▶ [Source records]
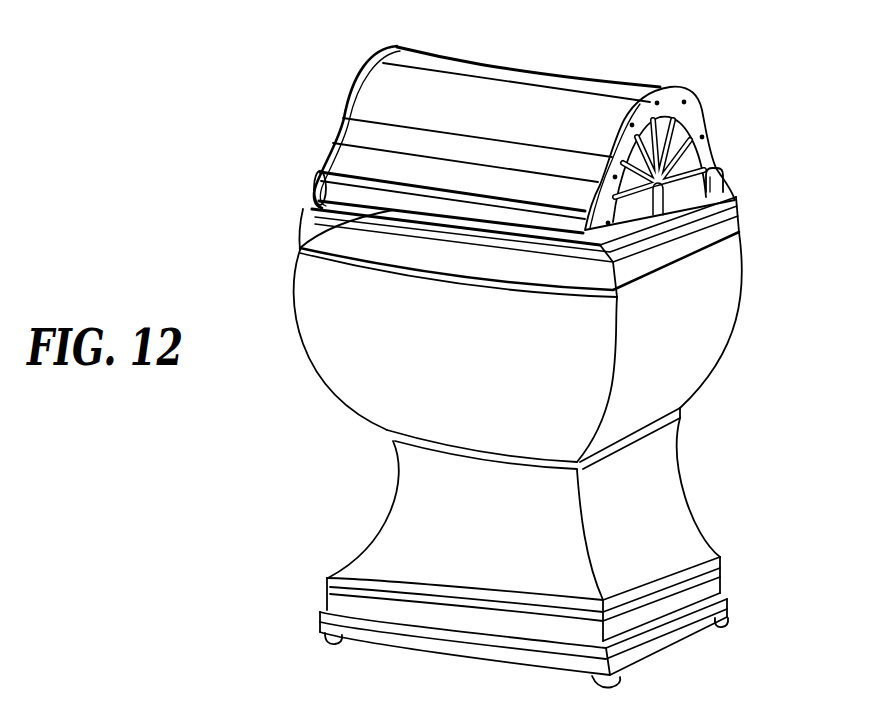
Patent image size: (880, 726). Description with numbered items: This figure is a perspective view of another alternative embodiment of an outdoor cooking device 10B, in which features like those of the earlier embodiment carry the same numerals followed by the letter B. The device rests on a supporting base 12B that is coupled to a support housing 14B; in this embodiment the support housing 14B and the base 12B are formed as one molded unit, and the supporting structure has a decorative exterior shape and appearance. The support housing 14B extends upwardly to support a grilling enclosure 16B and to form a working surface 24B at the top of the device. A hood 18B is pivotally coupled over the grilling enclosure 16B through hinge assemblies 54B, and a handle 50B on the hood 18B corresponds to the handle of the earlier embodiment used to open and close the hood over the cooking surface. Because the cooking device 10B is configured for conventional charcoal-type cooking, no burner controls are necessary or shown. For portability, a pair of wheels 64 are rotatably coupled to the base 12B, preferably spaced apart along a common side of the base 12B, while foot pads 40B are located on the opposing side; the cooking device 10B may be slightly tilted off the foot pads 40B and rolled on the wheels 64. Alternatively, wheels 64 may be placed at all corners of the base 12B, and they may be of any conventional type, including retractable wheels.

The outdoor cooking device 10B is at (730, 94).
The supporting base 12B is at (327, 598).
The support housing 14B is at (670, 444).
The grilling enclosure 16B is at (314, 207).
The hood 18B is at (558, 64).
The working surface 24B is at (302, 252).
The foot pads 40B is at (722, 622).
The handle 50B is at (333, 150).
The hinge assemblies 54B is at (728, 190).
The wheels 64 is at (334, 642).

▶ [Exercise description] Reproduce the material above word for word, but leave out the pictures.

▶ [Finished answer]
Patent image size: (880, 726). Description with numbered items: This figure is a perspective view of another alternative embodiment of an outdoor cooking device 10B, in which features like those of the earlier embodiment carry the same numerals followed by the letter B. The device rests on a supporting base 12B that is coupled to a support housing 14B; in this embodiment the support housing 14B and the base 12B are formed as one molded unit, and the supporting structure has a decorative exterior shape and appearance. The support housing 14B extends upwardly to support a grilling enclosure 16B and to form a working surface 24B at the top of the device. A hood 18B is pivotally coupled over the grilling enclosure 16B through hinge assemblies 54B, and a handle 50B on the hood 18B corresponds to the handle of the earlier embodiment used to open and close the hood over the cooking surface. Because the cooking device 10B is configured for conventional charcoal-type cooking, no burner controls are necessary or shown. For portability, a pair of wheels 64 are rotatably coupled to the base 12B, preferably spaced apart along a common side of the base 12B, while foot pads 40B are located on the opposing side; the cooking device 10B may be slightly tilted off the foot pads 40B and rolled on the wheels 64. Alternatively, wheels 64 may be placed at all corners of the base 12B, and they may be of any conventional type, including retractable wheels.

The outdoor cooking device 10B is at (730, 94).
The supporting base 12B is at (327, 598).
The support housing 14B is at (670, 444).
The grilling enclosure 16B is at (314, 207).
The hood 18B is at (558, 64).
The working surface 24B is at (302, 252).
The foot pads 40B is at (722, 622).
The handle 50B is at (333, 150).
The hinge assemblies 54B is at (728, 190).
The wheels 64 is at (334, 642).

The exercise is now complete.